■ 本文抜粋:

——————

インスタンス変数について

4.1 インスタンス変数について

これまでクラス内では変数、メソッド、コンストラクタという概念を学習してきました。その中でコンストラクタの中で宣言された変数を、インスタンス変数と呼び、宣言時には「self.変数名」という形式を用いるのが一般的だと説明しました。

書式:インスタンス変数の宣言

4.1.1 インスタンス変数の特徴①:アクセス方法

続いてインスタンス変数にアクセスする方法について確認していきましょう。

1. クラスの外からのアクセスする場合

まずクラスの外からインスタンス変数の値にアクセス(呼び出す)ためには、インスタンス(オブジェクト)を生成しなければならず、直接、アクセスすることはできません。
生成したインスタンス(インスタンスが格納された変数)を介して、初めてインスタンス変数にアクセスできるということです。

書式:クラス変数へのアクセス(クラス外)

クラス外からインスタンス変数へアクセスする方法は「インスタンス名(インスタンスが格納された変数)」の後に「.」をつけてアクセスしたいインスタンス変数を記述します。

凡例
    class Sample:
        def __init__(self,name):
            self.name = name

    #インスタンスの生成
    sample1 = Sample("田中")
    sample2 = Sample("加藤")

    #インスタンス変数の呼び出し
    print('sample1:',sample1.name)
    print('sample2:',sample2.name)
	
実行結果
	sample1: 田中
	sample2: 加藤
	

凡例のイメージを表すと下記の図の通りになります。

図 4.1.1: インスタン変数へのアクセス

2. クラスの内部からアクセスする場合

クラスの内部(他のメソッド)から、インスタンス変数へアクセスするためには、そのメソッドの第一引数の後に「.」をつけてアクセスしたいインスタンス変数を記述します。
第4章でお伝えした通り、Pythonではコンストラクタを作った場合、他のメソッドでは第一引数を指定しないとエラーになるので気を付けてください。
またコンストラクタ以外のメソッドの第一引数に「self」を用いることが一般的ですので、このテキストでは以下、「self」で統一させていただきます。

書式:クラス変数へのアクセス(クラス内)
    class クラス名:

        def __init__(self,引数①,引数②,…):
            self.インスタンス変数① = 引数①
            self.インスタンス変数② = 引数②
            …
        def メソッド名(self)
            print(self.インスタンス変数①)

——————

■ 課題:
インスタンス変数の解説文を、最後に示された行の後から書き継ぎなさい。 この後に続くエントリは、インスタンス変数の解説文とは無関係である。

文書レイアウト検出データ

——————

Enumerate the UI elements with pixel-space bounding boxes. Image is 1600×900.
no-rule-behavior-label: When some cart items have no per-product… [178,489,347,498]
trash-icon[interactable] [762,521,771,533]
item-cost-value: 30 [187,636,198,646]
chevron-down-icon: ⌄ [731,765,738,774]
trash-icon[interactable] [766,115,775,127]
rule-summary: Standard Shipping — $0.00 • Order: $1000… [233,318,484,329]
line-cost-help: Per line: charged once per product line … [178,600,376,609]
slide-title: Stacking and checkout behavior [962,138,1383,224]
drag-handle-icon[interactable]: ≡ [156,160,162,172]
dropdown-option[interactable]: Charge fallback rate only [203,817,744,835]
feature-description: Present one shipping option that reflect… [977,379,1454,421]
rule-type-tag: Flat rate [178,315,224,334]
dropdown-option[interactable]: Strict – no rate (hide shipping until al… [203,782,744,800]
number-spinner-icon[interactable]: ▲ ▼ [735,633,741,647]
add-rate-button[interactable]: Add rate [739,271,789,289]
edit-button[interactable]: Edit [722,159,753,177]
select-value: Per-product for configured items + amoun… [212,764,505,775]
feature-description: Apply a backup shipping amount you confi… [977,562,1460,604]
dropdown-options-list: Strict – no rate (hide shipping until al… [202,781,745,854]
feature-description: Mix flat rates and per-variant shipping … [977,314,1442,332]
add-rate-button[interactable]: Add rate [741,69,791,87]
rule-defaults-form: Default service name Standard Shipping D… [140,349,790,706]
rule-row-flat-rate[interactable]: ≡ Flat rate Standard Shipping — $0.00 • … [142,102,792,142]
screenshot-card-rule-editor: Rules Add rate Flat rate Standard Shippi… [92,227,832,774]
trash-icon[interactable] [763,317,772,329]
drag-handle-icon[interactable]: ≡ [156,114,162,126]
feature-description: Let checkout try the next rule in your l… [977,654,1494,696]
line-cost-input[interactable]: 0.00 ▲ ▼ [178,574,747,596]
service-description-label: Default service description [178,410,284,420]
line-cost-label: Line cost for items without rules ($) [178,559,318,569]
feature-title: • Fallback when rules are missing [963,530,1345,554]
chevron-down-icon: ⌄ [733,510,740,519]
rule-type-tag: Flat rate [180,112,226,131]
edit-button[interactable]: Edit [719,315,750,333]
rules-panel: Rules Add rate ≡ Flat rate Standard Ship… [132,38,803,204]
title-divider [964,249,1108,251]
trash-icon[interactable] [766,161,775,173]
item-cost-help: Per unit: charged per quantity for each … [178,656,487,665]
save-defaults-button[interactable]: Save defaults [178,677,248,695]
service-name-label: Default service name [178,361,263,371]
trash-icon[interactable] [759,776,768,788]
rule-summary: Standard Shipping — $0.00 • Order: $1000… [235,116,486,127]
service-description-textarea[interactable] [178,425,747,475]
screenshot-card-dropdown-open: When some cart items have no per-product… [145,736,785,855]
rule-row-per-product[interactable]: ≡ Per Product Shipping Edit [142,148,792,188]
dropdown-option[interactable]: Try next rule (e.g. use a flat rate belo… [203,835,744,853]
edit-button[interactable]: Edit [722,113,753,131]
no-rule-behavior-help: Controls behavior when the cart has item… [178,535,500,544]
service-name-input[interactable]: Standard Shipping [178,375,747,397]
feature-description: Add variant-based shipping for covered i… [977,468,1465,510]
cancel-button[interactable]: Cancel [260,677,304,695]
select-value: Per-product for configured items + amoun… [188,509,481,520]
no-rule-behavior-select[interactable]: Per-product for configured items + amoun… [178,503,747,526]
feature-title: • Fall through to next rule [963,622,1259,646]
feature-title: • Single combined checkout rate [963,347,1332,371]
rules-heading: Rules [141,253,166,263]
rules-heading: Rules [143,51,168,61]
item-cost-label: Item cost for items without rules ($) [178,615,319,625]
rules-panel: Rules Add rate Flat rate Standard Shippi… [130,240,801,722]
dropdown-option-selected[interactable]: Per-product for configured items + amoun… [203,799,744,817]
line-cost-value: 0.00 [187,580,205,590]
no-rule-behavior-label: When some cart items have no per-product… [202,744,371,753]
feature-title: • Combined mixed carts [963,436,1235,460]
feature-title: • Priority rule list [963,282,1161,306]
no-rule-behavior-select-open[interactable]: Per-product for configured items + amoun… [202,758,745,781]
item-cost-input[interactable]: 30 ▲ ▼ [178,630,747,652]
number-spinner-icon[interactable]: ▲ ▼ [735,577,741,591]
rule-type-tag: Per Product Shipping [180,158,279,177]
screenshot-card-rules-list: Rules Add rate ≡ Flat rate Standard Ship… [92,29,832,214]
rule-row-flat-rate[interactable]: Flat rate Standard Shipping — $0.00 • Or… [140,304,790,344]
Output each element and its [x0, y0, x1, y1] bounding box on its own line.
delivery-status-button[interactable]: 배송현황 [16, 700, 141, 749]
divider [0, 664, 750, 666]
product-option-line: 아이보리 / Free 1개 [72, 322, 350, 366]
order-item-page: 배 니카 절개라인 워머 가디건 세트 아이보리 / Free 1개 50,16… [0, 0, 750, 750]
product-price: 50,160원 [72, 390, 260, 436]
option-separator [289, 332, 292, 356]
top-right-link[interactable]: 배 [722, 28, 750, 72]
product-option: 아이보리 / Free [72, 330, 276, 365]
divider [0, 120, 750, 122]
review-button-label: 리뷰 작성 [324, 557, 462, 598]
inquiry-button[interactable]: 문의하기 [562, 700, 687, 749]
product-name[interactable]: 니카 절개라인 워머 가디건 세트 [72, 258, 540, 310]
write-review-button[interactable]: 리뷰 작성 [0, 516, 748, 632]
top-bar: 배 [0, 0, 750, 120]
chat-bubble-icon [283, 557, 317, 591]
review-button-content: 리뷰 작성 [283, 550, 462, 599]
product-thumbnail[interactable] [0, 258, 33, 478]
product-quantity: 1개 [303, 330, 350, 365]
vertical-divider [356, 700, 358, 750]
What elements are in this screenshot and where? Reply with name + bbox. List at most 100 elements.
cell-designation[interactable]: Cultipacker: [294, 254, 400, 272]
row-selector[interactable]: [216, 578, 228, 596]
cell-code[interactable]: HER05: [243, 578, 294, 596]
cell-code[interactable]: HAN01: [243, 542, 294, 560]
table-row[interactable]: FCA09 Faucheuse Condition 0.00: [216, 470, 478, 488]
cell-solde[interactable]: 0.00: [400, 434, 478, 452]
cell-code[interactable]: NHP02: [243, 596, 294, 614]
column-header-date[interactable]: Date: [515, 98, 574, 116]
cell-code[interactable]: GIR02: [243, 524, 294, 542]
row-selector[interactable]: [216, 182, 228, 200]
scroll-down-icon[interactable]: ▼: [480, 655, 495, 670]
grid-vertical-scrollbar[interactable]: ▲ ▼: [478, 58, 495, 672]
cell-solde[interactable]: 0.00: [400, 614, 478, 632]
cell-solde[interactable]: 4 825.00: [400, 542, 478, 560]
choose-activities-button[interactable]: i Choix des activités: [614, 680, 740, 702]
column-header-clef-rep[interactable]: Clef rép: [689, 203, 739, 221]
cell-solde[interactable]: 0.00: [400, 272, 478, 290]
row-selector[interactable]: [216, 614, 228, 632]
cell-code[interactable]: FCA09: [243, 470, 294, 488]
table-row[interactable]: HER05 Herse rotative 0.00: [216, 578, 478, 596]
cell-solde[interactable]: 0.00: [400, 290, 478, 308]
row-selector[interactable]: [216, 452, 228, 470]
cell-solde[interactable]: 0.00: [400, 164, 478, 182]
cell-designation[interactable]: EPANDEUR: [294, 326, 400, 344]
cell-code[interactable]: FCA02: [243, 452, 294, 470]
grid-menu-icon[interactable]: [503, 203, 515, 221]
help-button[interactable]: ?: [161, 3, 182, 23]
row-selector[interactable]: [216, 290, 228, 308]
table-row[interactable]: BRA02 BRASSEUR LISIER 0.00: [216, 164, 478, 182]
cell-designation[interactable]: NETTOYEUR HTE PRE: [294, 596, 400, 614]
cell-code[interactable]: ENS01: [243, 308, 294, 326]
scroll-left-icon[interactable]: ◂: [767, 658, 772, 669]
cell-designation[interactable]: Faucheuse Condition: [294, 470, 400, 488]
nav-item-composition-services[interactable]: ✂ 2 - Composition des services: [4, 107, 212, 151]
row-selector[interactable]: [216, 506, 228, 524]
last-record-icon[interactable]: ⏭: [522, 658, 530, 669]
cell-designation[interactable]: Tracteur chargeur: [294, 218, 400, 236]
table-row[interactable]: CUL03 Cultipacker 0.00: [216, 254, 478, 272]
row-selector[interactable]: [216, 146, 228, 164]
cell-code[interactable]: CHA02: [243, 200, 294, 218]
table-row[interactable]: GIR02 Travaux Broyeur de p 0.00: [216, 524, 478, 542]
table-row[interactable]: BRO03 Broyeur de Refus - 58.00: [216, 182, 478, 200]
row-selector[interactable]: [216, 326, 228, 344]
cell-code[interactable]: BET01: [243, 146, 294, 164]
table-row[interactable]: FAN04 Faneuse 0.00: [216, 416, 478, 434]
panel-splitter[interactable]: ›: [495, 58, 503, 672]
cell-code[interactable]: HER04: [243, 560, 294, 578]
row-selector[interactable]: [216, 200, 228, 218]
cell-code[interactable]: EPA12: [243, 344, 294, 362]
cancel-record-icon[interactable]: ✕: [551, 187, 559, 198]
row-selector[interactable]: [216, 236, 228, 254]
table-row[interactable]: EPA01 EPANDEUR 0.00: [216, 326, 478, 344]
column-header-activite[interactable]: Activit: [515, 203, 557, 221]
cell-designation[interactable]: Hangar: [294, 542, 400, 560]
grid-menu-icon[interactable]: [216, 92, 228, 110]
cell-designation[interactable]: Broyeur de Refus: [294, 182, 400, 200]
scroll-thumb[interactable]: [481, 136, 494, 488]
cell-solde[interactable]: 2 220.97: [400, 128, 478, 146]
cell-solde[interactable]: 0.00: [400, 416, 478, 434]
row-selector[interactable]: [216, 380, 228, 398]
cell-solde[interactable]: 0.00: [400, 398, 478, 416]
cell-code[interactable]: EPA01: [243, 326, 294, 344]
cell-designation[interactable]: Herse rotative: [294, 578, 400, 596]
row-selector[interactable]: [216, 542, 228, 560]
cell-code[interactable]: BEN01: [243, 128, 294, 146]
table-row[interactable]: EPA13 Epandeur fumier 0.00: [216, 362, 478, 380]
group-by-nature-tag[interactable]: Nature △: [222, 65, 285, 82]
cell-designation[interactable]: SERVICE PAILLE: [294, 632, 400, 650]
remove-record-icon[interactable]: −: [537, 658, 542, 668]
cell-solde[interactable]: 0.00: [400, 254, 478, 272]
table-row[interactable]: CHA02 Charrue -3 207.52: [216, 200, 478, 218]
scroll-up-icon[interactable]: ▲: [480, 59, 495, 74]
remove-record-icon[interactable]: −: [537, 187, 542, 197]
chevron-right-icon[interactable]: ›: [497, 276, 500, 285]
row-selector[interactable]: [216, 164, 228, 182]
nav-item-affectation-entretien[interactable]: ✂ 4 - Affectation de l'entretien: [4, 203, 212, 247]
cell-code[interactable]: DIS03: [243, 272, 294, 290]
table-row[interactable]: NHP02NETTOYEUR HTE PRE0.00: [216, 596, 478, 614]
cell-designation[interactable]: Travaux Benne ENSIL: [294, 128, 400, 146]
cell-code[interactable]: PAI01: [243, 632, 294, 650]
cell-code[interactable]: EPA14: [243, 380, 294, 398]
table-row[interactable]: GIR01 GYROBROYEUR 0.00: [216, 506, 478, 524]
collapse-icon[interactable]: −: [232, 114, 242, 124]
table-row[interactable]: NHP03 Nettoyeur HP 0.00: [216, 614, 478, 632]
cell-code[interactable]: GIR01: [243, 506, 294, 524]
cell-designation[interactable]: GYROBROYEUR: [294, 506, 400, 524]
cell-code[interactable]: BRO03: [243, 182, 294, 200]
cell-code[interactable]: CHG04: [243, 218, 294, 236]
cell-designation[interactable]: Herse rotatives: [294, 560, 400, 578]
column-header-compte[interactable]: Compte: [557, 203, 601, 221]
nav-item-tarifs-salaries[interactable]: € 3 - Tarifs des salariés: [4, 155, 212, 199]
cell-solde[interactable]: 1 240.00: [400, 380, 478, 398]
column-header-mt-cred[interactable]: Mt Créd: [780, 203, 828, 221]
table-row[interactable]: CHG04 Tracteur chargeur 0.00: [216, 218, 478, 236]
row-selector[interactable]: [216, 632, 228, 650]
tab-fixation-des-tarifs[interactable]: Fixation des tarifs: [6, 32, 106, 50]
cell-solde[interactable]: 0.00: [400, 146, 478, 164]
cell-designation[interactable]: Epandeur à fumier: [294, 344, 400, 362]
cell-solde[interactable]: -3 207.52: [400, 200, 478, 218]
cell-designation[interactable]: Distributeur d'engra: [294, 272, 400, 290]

——————

■ 解答:
            print(self.インスタンス変数②)
	
凡例
    class Sample: 
        def __init__(self,name1,name2):
            self.name1 = name1
            self.name2 = name2

        def callName(self):
            print('名前①:',self.name1)
            print('名前②:',self.name2)

    #インスタンスの生成
    sample1 = Sample('田中','加藤')

    #メソッドを介してインスタンス変数の呼び出し
    sample1.callName()
	
実行結果
	名前①: 田中
	名前②: 加藤
	

4.1.2 インスタンス変数の特徴②:インスタンスごとに独立している

インスタンス変数は、同じクラスから生成されたインスタンスでも、インスタンスごとに独立して扱うことができ、インスタンス変数の値はインスタンスごとに独立した(異なる)値を、持たせることができます。

凡例

    class Sample:

        def __init__(self,name):
            self.name = name

    #インスタンスの生成
    sample1 = Sample('田中')
    sample2 = Sample('加藤')

    #インスタンス変数の呼び出し
    print('sample1:',sample1.name)
    print('sample2:',sample2.name)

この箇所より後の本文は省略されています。